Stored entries

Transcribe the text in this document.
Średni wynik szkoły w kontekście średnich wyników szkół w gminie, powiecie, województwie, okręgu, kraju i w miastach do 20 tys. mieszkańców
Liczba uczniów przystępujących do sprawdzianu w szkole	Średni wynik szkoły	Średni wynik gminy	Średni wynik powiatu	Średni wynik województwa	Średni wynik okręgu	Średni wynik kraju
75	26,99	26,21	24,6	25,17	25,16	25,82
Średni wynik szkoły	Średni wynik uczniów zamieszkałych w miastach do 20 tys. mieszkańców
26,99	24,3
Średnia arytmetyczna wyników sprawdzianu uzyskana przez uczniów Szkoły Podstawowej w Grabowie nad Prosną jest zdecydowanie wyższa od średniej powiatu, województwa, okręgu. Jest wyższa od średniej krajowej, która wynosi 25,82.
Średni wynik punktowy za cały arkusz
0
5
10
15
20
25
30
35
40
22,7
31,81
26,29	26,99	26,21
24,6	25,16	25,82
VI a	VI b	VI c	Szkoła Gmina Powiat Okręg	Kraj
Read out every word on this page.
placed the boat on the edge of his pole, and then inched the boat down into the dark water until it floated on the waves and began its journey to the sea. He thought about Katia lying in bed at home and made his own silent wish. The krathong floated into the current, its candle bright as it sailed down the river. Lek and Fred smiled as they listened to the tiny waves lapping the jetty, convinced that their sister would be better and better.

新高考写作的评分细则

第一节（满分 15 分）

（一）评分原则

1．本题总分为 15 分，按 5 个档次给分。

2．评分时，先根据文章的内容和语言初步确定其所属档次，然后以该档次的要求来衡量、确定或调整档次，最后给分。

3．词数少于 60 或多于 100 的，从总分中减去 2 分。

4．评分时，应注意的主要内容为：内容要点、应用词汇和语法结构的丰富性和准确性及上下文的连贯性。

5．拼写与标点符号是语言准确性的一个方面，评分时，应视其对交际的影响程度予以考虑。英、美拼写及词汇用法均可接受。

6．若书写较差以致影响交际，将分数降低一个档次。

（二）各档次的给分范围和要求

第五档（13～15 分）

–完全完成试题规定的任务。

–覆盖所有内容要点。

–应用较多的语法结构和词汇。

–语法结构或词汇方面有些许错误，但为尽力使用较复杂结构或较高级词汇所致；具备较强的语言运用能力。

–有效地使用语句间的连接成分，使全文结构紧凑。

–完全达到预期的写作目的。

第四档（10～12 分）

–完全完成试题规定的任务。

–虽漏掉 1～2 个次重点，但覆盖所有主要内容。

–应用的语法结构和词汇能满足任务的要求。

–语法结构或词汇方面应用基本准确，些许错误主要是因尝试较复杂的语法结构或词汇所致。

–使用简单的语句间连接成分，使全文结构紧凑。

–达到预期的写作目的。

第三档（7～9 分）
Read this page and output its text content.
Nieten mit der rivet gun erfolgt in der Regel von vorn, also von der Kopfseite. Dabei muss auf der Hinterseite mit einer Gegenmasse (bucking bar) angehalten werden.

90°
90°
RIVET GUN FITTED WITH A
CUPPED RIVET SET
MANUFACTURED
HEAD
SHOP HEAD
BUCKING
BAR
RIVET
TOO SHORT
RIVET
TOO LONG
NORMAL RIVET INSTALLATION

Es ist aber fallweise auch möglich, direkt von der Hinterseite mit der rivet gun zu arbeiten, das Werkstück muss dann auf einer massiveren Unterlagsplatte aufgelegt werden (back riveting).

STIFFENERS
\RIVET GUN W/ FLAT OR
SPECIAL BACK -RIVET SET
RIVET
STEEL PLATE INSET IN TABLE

STATED TASK
Copy all of the data. Keep every word exactly as it is.

RESULT
Transcribe the text in this document.
Średni wynik szkoły w kontekście średnich wyników szkół w gminie, powiecie, województwie, okręgu, kraju i w miastach do 20 tys. mieszkańców
Liczba uczniów przystępujących do sprawdzianu w szkole	Średni wynik szkoły	Średni wynik gminy	Średni wynik powiatu	Średni wynik województwa	Średni wynik okręgu	Średni wynik kraju
75	26,99	26,21	24,6	25,17	25,16	25,82
Średni wynik szkoły	Średni wynik uczniów zamieszkałych w miastach do 20 tys. mieszkańców
26,99	24,3
Średnia arytmetyczna wyników sprawdzianu uzyskana przez uczniów Szkoły Podstawowej w Grabowie nad Prosną jest zdecydowanie wyższa od średniej powiatu, województwa, okręgu. Jest wyższa od średniej krajowej, która wynosi 25,82.
Średni wynik punktowy za cały arkusz
0
5
10
15
20
25
30
35
40
22,7
31,81
26,29	26,99	26,21
24,6	25,16	25,82
VI a	VI b	VI c	Szkoła Gmina Powiat Okręg	Kraj
Read out every word on this page.
placed the boat on the edge of his pole, and then inched the boat down into the dark water until it floated on the waves and began its journey to the sea. He thought about Katia lying in bed at home and made his own silent wish. The krathong floated into the current, its candle bright as it sailed down the river. Lek and Fred smiled as they listened to the tiny waves lapping the jetty, convinced that their sister would be better and better.

新高考写作的评分细则

第一节（满分 15 分）

（一）评分原则

1．本题总分为 15 分，按 5 个档次给分。

2．评分时，先根据文章的内容和语言初步确定其所属档次，然后以该档次的要求来衡量、确定或调整档次，最后给分。

3．词数少于 60 或多于 100 的，从总分中减去 2 分。

4．评分时，应注意的主要内容为：内容要点、应用词汇和语法结构的丰富性和准确性及上下文的连贯性。

5．拼写与标点符号是语言准确性的一个方面，评分时，应视其对交际的影响程度予以考虑。英、美拼写及词汇用法均可接受。

6．若书写较差以致影响交际，将分数降低一个档次。

（二）各档次的给分范围和要求

第五档（13～15 分）

–完全完成试题规定的任务。

–覆盖所有内容要点。

–应用较多的语法结构和词汇。

–语法结构或词汇方面有些许错误，但为尽力使用较复杂结构或较高级词汇所致；具备较强的语言运用能力。

–有效地使用语句间的连接成分，使全文结构紧凑。

–完全达到预期的写作目的。

第四档（10～12 分）

–完全完成试题规定的任务。

–虽漏掉 1～2 个次重点，但覆盖所有主要内容。

–应用的语法结构和词汇能满足任务的要求。

–语法结构或词汇方面应用基本准确，些许错误主要是因尝试较复杂的语法结构或词汇所致。

–使用简单的语句间连接成分，使全文结构紧凑。

–达到预期的写作目的。

第三档（7～9 分）
Read this page and output its text content.
Nieten mit der rivet gun erfolgt in der Regel von vorn, also von der Kopfseite. Dabei muss auf der Hinterseite mit einer Gegenmasse (bucking bar) angehalten werden.

90°
90°
RIVET GUN FITTED WITH A
CUPPED RIVET SET
MANUFACTURED
HEAD
SHOP HEAD
BUCKING
BAR
RIVET
TOO SHORT
RIVET
TOO LONG
NORMAL RIVET INSTALLATION

Es ist aber fallweise auch möglich, direkt von der Hinterseite mit der rivet gun zu arbeiten, das Werkstück muss dann auf einer massiveren Unterlagsplatte aufgelegt werden (back riveting).

STIFFENERS
\RIVET GUN W/ FLAT OR
SPECIAL BACK -RIVET SET
RIVET
STEEL PLATE INSET IN TABLE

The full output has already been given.